_THE PROBLEM:_
Extract all lines in the data that contain the word "dalam".

_GIVEN INFORMATION:_
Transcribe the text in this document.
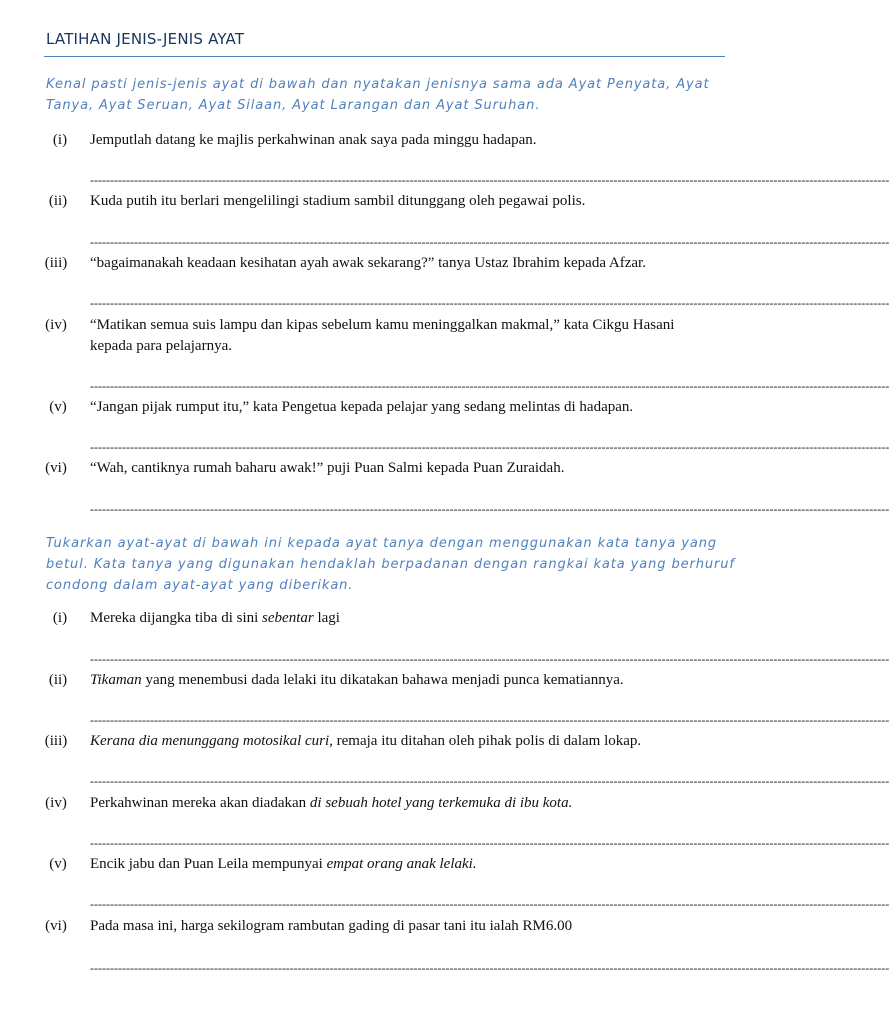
LATIHAN JENIS-JENIS AYAT
Kenal pasti jenis-jenis ayat di bawah dan nyatakan jenisnya sama ada Ayat Penyata, Ayat Tanya, Ayat Seruan, Ayat Silaan, Ayat Larangan dan Ayat Suruhan.
(i)	Jemputlah datang ke majlis perkahwinan anak saya pada minggu hadapan.
--------------------------------------------------------------------------------------------------------------------------------------------------------------------------------------------------------
(ii)	Kuda putih itu berlari mengelilingi stadium sambil ditunggang oleh pegawai polis.
--------------------------------------------------------------------------------------------------------------------------------------------------------------------------------------------------------
(iii)	“bagaimanakah keadaan kesihatan ayah awak sekarang?” tanya Ustaz Ibrahim kepada Afzar.
--------------------------------------------------------------------------------------------------------------------------------------------------------------------------------------------------------
(iv)	“Matikan semua suis lampu dan kipas sebelum kamu meninggalkan makmal,” kata Cikgu Hasani kepada para pelajarnya.
--------------------------------------------------------------------------------------------------------------------------------------------------------------------------------------------------------
(v)	“Jangan pijak rumput itu,” kata Pengetua kepada pelajar yang sedang melintas di hadapan.
--------------------------------------------------------------------------------------------------------------------------------------------------------------------------------------------------------
(vi)	“Wah, cantiknya rumah baharu awak!” puji Puan Salmi kepada Puan Zuraidah.
--------------------------------------------------------------------------------------------------------------------------------------------------------------------------------------------------------
Tukarkan ayat-ayat di bawah ini kepada ayat tanya dengan menggunakan kata tanya yang betul. Kata tanya yang digunakan hendaklah berpadanan dengan rangkai kata yang berhuruf condong dalam ayat-ayat yang diberikan.
(i)	Mereka dijangka tiba di sini sebentar lagi
--------------------------------------------------------------------------------------------------------------------------------------------------------------------------------------------------------
(ii)	Tikaman yang menembusi dada lelaki itu dikatakan bahawa menjadi punca kematiannya.
--------------------------------------------------------------------------------------------------------------------------------------------------------------------------------------------------------
(iii)	Kerana dia menunggang motosikal curi, remaja itu ditahan oleh pihak polis di dalam lokap.
--------------------------------------------------------------------------------------------------------------------------------------------------------------------------------------------------------
(iv)	Perkahwinan mereka akan diadakan di sebuah hotel yang terkemuka di ibu kota.
--------------------------------------------------------------------------------------------------------------------------------------------------------------------------------------------------------
(v)	Encik jabu dan Puan Leila mempunyai empat orang anak lelaki.
--------------------------------------------------------------------------------------------------------------------------------------------------------------------------------------------------------
(vi)	Pada masa ini, harga sekilogram rambutan gading di pasar tani itu ialah RM6.00
--------------------------------------------------------------------------------------------------------------------------------------------------------------------------------------------------------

_WORKED ANSWER:_
Tukarkan ayat-ayat di bawah ini kepada ayat tanya dengan menggunakan kata tanya yang betul. Kata tanya yang digunakan hendaklah berpadanan dengan rangkai kata yang berhuruf condong dalam ayat-ayat yang diberikan.
(iii)	Kerana dia menunggang motosikal curi, remaja itu ditahan oleh pihak polis di dalam lokap.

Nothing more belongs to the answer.